Supplied data:
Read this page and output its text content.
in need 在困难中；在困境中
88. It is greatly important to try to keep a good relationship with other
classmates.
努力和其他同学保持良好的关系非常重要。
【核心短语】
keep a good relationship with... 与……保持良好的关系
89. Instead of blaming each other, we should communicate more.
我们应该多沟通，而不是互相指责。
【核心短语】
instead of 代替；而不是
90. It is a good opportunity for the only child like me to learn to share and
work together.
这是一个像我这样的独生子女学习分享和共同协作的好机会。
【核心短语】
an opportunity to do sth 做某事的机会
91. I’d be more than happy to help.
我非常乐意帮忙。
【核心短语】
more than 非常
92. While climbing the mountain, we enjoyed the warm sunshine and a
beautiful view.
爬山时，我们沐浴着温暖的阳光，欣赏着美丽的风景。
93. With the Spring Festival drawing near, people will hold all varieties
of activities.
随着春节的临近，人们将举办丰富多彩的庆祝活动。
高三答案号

* * *

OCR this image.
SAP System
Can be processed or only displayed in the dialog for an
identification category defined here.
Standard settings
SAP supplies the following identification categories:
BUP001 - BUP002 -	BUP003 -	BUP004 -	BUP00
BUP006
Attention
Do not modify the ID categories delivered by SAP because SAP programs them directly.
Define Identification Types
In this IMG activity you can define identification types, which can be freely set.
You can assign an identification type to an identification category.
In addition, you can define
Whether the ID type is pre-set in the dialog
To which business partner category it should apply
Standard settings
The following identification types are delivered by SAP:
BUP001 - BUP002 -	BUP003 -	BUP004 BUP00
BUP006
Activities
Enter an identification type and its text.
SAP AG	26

Work instructions:
Return each line where "relationship" shows up.

Solution to this exercise:
88. It is greatly important to try to keep a good relationship with other
keep a good relationship with... 与……保持良好的关系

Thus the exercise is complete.